* **TASK INSTRUCTIONS**: Render the rows, from their first line up to and including the line with "- slice-name-label: Fluence: [716, 531, 782, 551]", as a Markdown table with the columns Line No. and Text, one line per entry and blank lines left out.

* **INPUT DATA**:
· · · ·
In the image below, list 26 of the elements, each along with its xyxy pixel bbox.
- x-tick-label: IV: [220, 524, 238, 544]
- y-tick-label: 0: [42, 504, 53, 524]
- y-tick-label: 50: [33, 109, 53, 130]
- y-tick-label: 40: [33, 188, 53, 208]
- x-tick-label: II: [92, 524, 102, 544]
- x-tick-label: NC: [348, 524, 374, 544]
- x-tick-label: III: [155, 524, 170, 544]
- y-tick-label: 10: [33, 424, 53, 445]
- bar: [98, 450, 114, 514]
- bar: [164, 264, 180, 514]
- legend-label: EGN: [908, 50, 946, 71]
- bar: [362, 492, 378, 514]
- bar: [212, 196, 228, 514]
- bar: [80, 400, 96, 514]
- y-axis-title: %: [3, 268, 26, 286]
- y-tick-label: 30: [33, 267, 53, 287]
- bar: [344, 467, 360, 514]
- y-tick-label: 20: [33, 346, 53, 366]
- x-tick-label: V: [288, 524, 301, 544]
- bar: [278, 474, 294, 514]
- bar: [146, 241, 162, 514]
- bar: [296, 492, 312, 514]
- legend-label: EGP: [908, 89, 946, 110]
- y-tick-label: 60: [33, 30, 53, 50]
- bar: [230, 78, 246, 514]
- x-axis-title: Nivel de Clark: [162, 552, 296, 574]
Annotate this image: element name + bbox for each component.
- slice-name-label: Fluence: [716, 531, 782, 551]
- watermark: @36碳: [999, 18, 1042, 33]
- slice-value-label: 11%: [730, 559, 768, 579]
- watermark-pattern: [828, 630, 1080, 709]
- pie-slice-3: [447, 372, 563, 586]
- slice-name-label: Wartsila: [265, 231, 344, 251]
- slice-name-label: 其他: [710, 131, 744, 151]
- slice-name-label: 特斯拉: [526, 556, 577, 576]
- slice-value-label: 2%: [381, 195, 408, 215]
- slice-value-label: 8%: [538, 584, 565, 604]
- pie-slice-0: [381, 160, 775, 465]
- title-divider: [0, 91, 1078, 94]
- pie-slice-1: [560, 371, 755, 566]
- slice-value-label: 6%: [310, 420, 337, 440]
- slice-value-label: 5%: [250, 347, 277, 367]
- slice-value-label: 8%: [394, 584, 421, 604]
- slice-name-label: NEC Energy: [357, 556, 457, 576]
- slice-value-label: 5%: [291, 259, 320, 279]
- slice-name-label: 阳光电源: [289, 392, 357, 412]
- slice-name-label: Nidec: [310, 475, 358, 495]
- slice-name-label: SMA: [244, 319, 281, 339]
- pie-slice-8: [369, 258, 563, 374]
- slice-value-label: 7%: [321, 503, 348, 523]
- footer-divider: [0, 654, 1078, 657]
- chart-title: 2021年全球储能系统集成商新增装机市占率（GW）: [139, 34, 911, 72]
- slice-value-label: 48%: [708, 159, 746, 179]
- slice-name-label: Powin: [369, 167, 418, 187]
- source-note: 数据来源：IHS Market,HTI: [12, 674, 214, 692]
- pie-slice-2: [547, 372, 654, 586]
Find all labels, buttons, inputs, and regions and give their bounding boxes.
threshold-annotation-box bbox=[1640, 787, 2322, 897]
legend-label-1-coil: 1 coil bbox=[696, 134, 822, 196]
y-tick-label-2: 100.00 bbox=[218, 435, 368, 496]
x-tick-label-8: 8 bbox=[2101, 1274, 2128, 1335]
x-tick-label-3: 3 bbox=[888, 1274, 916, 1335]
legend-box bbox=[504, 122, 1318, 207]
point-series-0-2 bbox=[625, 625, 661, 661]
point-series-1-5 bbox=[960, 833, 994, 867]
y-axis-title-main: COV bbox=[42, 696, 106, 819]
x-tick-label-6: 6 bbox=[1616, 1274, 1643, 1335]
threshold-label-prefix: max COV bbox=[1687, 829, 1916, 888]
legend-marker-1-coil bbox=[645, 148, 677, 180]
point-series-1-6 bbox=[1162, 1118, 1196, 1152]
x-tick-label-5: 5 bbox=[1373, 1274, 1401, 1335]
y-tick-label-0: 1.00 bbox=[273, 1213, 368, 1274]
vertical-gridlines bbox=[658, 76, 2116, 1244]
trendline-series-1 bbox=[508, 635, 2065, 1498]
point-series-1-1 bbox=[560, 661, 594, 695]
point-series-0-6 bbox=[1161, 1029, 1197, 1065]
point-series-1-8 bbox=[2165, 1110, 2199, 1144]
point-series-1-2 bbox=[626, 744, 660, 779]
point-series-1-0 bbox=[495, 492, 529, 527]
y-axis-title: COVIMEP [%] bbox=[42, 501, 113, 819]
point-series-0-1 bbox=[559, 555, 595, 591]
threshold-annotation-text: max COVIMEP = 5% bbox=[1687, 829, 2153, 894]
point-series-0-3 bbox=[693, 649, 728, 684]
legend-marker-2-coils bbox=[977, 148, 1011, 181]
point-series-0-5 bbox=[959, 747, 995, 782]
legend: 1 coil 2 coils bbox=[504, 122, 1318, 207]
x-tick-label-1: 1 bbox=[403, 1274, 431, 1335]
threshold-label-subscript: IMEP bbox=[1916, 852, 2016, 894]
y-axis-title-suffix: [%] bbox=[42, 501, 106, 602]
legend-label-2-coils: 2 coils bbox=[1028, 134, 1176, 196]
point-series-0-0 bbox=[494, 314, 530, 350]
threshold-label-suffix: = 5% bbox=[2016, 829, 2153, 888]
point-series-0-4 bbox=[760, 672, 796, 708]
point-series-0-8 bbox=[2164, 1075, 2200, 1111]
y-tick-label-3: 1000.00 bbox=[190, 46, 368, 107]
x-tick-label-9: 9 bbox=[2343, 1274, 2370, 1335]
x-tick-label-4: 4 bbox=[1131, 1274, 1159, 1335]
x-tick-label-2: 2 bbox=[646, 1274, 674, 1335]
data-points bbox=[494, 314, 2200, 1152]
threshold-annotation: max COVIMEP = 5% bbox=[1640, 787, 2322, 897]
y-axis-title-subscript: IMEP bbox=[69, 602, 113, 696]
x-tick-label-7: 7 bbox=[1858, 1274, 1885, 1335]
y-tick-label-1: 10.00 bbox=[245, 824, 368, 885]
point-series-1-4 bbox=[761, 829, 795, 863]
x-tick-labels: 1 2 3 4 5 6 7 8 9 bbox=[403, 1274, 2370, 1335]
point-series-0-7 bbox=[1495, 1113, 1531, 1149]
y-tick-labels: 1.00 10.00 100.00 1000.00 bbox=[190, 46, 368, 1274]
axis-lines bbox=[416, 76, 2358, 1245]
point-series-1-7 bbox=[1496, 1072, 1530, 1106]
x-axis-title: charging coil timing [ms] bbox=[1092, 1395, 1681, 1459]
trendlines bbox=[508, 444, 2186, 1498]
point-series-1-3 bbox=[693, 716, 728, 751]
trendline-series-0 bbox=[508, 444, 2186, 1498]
· · · ·
* **TASK RESPONSE**:
| Line No. | Text |
|---|---|
| 1 | In the image below, list 26 of the elements, each along with its xyxy pixel bbox. |
| 2 | - x-tick-label: IV: [220, 524, 238, 544] |
| 3 | - y-tick-label: 0: [42, 504, 53, 524] |
| 4 | - y-tick-label: 50: [33, 109, 53, 130] |
| 5 | - y-tick-label: 40: [33, 188, 53, 208] |
| 6 | - x-tick-label: II: [92, 524, 102, 544] |
| 7 | - x-tick-label: NC: [348, 524, 374, 544] |
| 8 | - x-tick-label: III: [155, 524, 170, 544] |
| 9 | - y-tick-label: 10: [33, 424, 53, 445] |
| 10 | - bar: [98, 450, 114, 514] |
| 11 | - bar: [164, 264, 180, 514] |
| 12 | - legend-label: EGN: [908, 50, 946, 71] |
| 13 | - bar: [362, 492, 378, 514] |
| 14 | - bar: [212, 196, 228, 514] |
| 15 | - bar: [80, 400, 96, 514] |
| 16 | - y-axis-title: %: [3, 268, 26, 286] |
| 17 | - y-tick-label: 30: [33, 267, 53, 287] |
| 18 | - bar: [344, 467, 360, 514] |
| 19 | - y-tick-label: 20: [33, 346, 53, 366] |
| 20 | - x-tick-label: V: [288, 524, 301, 544] |
| 21 | - bar: [278, 474, 294, 514] |
| 22 | - bar: [146, 241, 162, 514] |
| 23 | - bar: [296, 492, 312, 514] |
| 24 | - legend-label: EGP: [908, 89, 946, 110] |
| 25 | - y-tick-label: 60: [33, 30, 53, 50] |
| 26 | - bar: [230, 78, 246, 514] |
| 27 | - x-axis-title: Nivel de Clark: [162, 552, 296, 574] |
| 28 | Annotate this image: element name + bbox for each component. |
| 29 | - slice-name-label: Fluence: [716, 531, 782, 551] |